Segmento do documento
※ ※ ※

Mensagem (111): O trono

Quando a barba começou a despontar, a mãe ofereceu-lhe um fio de ouro com uma cruz. E forneceu a justificação: um homem deve trazer sempre ao peito a cruz de Nosso Senhor.

Era habitual, de facto, o uso da cruz. Nem sempre por motivos de fé explícita, pois não era de excluir uma certa ostentação. Aliás, o estilo de vida do seu portador, por vezes, não seria muito cristão. O que arrancou ao povo este dito conhecido: “A cruz nos peitos e o diabo nos feitos”.

A cruz tornou-se um elemento cultural que exprime uma convicção partilhada pelo grande grupo. Identifica uma forma de ver o mundo e a realidade a partir do Crucificado e da história da salvação a que Ele deu o impulso definitivo. Passou a encimar as torres das igrejas e o alto dos montes, tornou-se elemento urbanístico nas praças e rotundas, participou nos dramas de quem se debatia nos hospitais e nos sonhos dos que se elevavam nas escolas, uniu-se às famílias e estas concederam-lhe um lugar de honra na sua casa.

Todas? No passado, quase todas. No presente, muito poucas. A cruz está a ser expulsa. Primeiro, quiseram retirá-la dos lugares públicos com o pretexto de ofender outras visões religiosas e culturais. E mesmo as famílias cristãs acabaram por a banir. Quase sempre, por «esquecimento». O que não é bom sintoma, pois só esquecemos o que não nos interessa.

※ ※ ※

Dados extraídos

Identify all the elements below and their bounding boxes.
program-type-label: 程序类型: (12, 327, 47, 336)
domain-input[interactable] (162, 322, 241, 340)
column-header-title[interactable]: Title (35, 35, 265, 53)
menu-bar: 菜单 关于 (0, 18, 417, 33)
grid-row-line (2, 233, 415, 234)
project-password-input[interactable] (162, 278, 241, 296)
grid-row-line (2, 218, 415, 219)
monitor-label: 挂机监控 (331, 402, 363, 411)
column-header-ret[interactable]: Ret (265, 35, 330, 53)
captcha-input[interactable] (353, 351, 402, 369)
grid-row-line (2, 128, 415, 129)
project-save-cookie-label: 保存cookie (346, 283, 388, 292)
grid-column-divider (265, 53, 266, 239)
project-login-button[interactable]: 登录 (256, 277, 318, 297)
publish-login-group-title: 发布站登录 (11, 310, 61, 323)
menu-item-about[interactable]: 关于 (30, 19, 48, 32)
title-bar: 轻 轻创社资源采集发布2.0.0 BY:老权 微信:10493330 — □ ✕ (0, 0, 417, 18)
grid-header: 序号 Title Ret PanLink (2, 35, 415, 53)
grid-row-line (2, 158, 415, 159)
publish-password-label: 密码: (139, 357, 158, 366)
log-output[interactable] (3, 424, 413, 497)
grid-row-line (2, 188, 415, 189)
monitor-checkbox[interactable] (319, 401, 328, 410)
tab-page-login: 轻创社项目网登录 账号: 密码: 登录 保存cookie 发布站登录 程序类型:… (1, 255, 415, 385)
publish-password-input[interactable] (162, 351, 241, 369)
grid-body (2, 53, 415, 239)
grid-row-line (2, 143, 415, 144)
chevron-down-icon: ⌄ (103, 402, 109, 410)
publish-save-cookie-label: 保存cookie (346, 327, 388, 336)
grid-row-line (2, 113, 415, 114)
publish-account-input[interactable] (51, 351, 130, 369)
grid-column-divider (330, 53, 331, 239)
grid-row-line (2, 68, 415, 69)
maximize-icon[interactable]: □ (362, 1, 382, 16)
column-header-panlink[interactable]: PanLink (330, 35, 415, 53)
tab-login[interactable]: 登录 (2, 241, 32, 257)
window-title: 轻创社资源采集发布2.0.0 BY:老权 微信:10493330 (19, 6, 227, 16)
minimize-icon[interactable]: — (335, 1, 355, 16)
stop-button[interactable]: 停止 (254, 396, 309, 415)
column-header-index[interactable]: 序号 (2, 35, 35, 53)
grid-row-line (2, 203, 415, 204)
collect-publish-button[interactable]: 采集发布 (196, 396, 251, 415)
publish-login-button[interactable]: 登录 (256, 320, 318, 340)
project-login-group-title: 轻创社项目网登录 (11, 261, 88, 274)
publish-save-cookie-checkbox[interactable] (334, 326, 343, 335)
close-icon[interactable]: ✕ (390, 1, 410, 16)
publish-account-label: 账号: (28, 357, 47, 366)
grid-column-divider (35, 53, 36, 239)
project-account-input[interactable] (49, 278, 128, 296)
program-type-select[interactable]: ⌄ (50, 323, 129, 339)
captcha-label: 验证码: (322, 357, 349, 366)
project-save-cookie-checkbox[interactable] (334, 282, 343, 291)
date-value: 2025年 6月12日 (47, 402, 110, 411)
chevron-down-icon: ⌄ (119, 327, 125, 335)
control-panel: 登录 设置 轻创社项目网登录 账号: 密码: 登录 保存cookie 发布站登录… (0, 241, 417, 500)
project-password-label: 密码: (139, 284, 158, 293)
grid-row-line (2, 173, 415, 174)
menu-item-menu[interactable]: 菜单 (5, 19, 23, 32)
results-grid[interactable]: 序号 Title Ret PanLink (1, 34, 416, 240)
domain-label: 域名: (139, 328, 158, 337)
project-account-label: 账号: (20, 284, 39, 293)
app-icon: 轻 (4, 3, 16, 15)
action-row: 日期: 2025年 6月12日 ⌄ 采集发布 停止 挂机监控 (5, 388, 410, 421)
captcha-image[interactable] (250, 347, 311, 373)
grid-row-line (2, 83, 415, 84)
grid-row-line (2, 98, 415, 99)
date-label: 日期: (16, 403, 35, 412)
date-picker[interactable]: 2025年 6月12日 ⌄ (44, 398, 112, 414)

※ ※ ※

Tarefa de trabalho 1
Responda com base no texto sobre a cruz, não nas linhas:
(a) O que ofereceu a mãe quando a barba começou a despontar?
(b) Que dito conhecido arrancou ao povo o estilo de vida de alguns portadores da cruz?
(c) Com que pretexto se quis retirar a cruz dos lugares públicos?
Tarefa de trabalho 2
Por favor, prossiga o texto sobre a cruz a partir da última frase apresentada.

Caixa de resposta 1
(a) Um fio de ouro com uma cruz.
(b) “A cruz nos peitos e o diabo nos feitos”.
(c) Com o pretexto de ofender outras visões religiosas e culturais.

Caixa de resposta 2
Perante a cruz não há indiferença: ou se ama ou se odeia. S. Paulo já o tinha pressentido: “A cruz é loucura para os que se perdem; mas, para os que se salvam, para nós, é força de Deus” (1 Cor 1, 18). Força que, ao simbolizar o que Jesus realizou em nosso benefício, congrega em si os valores que mais aspiramos: o bem, o amor, a entrega, a dádiva, a salvação.

A cruz merece um lugar de destaque nas nossas vidas e nas nossas casas. Um lugar de honra. Nos cruzeiros públicos, chama a atenção o seu rico pedestal. É uma linguagem: exprime o «trono», o destaque que se concede à cruz. Nas processionais, quase sempre são os resplendores à volta do corpo do Crucificado que «falam» desse trono de luz.

Não pode haver um trono para a cruz, nas nossas casas? Ela é o mais poderoso instrumento para congregar na unidade da fé e na harmonia dos corações a pluralidade dos que constituem a família. É antítese do egoísmo, indiferença, divisão, atitudes mais diabólicas que cristãs. Por isso diz o povo: “Foge o diabo da cruz como o morcego da luz”.